Written problem — Read through the entries below and return each line with the word "하동군의회".

A block of data
>> Start

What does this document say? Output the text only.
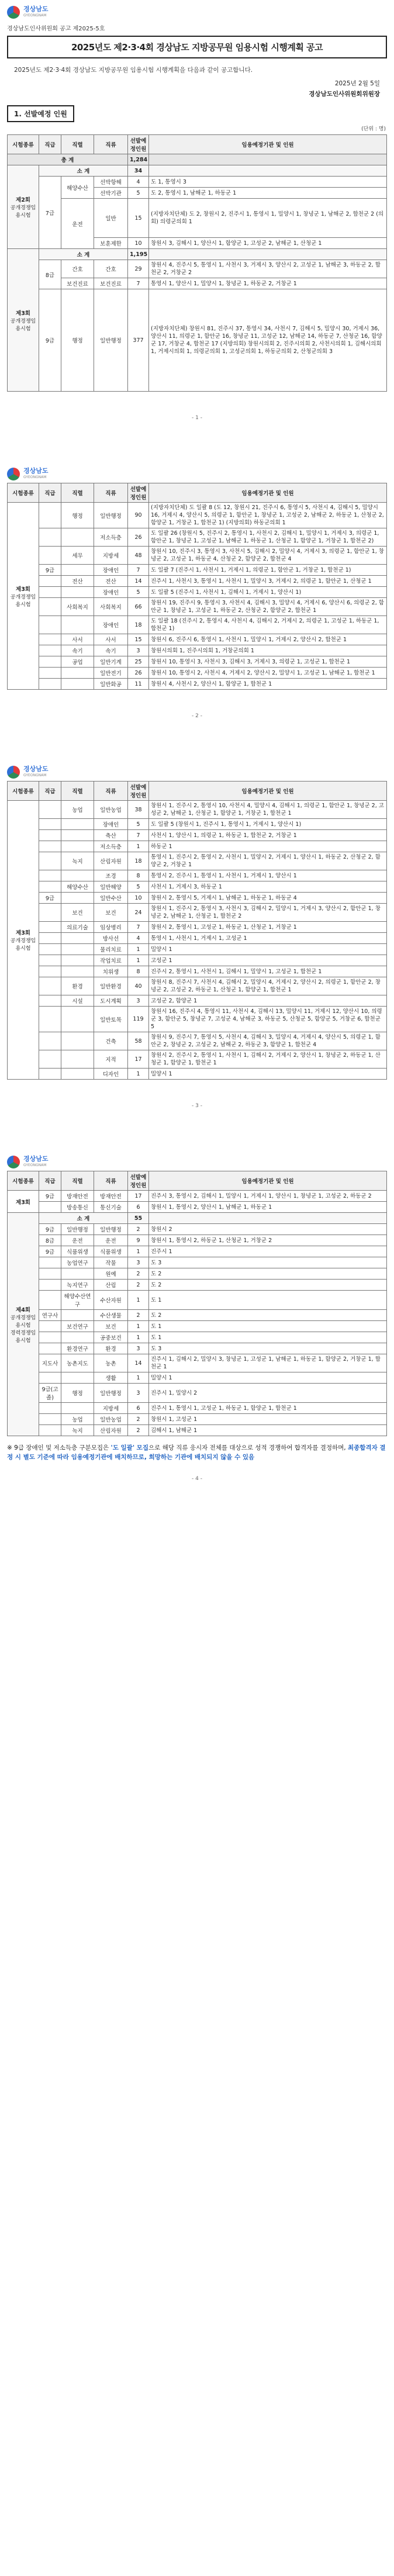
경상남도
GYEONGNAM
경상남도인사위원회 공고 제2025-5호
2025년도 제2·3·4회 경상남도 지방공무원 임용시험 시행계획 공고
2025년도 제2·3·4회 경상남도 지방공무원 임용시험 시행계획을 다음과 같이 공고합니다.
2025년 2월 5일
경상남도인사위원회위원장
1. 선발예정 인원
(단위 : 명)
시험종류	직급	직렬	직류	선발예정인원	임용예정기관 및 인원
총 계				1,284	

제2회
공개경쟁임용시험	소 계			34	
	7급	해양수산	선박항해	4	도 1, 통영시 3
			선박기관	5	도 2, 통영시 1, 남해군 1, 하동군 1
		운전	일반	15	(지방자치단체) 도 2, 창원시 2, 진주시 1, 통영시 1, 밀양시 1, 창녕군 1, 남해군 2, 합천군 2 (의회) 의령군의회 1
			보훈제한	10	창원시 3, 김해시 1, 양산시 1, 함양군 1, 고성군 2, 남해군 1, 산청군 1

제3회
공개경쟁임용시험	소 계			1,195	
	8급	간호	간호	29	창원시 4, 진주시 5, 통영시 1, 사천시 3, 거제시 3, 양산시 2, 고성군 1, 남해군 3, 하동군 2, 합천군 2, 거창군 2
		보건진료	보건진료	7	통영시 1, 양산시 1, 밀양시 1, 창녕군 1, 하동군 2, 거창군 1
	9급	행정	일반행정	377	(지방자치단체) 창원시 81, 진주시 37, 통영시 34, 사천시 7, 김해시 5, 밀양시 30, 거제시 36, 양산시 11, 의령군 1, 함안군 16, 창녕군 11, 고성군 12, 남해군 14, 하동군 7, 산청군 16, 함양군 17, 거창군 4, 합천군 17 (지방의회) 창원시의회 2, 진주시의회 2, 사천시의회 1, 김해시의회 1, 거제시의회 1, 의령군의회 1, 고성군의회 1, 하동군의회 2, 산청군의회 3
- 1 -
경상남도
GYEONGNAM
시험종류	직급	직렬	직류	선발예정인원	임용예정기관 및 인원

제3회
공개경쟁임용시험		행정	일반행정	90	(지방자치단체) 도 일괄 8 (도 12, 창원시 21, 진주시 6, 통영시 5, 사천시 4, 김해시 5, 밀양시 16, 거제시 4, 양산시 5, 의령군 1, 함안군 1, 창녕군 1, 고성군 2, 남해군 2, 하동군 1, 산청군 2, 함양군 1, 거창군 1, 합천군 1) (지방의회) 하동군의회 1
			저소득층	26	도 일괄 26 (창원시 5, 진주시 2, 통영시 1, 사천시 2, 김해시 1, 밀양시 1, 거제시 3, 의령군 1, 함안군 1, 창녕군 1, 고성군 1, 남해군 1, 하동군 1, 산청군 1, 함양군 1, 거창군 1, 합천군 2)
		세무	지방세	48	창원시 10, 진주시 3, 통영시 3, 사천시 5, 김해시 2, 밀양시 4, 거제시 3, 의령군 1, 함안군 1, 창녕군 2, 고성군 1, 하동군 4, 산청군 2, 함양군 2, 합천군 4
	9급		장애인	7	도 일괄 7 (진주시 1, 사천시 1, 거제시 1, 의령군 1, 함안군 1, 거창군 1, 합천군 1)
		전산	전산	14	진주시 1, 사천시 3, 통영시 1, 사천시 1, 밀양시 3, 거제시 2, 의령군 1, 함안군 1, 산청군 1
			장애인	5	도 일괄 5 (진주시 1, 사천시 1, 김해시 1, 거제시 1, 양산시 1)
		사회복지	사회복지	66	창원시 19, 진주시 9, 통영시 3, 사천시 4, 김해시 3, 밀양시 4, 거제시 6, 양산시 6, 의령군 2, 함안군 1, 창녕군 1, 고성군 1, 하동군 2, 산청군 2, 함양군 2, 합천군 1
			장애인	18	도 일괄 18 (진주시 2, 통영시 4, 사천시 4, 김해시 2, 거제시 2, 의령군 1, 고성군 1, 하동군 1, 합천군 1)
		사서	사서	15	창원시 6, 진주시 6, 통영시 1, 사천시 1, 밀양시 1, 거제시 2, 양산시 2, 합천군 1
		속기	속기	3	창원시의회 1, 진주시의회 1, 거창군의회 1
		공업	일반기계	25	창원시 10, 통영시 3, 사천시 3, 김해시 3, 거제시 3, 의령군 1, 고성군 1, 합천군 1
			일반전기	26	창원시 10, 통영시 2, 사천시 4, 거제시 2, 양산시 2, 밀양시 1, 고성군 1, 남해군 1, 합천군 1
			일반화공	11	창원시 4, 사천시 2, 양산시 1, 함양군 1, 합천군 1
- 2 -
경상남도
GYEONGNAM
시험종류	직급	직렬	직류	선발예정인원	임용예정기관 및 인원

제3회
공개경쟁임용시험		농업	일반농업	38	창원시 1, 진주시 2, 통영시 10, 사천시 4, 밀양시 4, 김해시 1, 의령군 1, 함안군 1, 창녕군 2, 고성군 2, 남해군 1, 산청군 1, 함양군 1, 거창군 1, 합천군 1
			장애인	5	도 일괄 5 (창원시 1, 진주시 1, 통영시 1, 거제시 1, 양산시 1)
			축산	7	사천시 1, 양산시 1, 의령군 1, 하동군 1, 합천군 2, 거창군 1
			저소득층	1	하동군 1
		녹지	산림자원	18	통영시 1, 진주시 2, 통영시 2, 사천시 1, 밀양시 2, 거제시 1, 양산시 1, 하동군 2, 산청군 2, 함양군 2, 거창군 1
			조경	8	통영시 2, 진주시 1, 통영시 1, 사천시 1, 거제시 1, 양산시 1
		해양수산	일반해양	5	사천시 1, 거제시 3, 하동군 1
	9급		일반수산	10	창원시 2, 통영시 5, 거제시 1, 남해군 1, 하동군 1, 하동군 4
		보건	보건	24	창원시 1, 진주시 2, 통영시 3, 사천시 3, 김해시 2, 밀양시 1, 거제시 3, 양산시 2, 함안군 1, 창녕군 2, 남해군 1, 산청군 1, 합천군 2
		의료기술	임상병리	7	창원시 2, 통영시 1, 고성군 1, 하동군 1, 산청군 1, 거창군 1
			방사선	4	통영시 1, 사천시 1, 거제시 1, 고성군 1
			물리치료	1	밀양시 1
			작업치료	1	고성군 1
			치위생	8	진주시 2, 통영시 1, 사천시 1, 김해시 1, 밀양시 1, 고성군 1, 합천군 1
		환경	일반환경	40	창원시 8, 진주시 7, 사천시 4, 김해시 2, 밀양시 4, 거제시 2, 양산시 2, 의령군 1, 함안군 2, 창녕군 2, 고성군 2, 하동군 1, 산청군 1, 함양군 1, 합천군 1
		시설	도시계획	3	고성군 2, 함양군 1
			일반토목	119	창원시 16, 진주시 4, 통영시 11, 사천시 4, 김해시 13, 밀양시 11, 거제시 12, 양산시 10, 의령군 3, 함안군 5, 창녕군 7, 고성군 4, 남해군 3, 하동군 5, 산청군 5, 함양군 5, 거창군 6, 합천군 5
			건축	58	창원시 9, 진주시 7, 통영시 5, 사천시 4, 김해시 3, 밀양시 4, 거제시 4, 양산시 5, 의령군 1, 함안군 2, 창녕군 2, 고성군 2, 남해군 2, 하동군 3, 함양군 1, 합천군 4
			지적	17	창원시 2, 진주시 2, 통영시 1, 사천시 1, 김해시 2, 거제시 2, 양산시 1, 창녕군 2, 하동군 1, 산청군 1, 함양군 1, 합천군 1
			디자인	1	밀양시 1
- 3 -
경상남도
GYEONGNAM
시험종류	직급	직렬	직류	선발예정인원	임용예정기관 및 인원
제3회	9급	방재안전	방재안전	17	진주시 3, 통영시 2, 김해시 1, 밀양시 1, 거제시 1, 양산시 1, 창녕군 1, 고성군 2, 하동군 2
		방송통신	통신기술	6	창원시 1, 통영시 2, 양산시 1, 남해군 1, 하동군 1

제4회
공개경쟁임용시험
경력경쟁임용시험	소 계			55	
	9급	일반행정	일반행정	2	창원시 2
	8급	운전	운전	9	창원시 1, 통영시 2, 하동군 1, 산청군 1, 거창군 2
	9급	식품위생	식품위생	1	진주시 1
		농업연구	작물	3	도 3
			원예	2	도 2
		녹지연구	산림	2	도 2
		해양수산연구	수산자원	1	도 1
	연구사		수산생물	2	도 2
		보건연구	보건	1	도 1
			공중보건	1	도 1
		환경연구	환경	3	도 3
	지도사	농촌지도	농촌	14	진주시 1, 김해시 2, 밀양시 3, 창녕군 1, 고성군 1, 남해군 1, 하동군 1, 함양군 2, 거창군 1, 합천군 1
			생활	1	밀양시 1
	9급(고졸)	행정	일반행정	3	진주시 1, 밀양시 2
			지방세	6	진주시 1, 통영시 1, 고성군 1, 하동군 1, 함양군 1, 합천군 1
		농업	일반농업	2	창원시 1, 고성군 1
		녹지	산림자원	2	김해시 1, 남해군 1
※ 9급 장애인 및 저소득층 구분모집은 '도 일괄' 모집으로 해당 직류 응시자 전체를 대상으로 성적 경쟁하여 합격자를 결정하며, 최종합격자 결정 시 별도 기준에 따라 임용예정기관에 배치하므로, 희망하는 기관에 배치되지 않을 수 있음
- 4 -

>> End

Full output —
	9급	행정	일반행정	377	(지방자치단체) 창원시 81, 진주시 37, 통영시 34, 사천시 7, 김해시 5, 밀양시 30, 거제시 36, 양산시 11, 의령군 1, 함안군 16, 창녕군 11, 고성군 12, 남해군 14, 하동군 7, 산청군 16, 함양군 17, 거창군 4, 합천군 17 (지방의회) 창원시의회 2, 진주시의회 2, 사천시의회 1, 김해시의회 1, 거제시의회 1, 의령군의회 1, 고성군의회 1, 하동군의회 2, 산청군의회 3
공개경쟁임용시험		행정	일반행정	90	(지방자치단체) 도 일괄 8 (도 12, 창원시 21, 진주시 6, 통영시 5, 사천시 4, 김해시 5, 밀양시 16, 거제시 4, 양산시 5, 의령군 1, 함안군 1, 창녕군 1, 고성군 2, 남해군 2, 하동군 1, 산청군 2, 함양군 1, 거창군 1, 합천군 1) (지방의회) 하동군의회 1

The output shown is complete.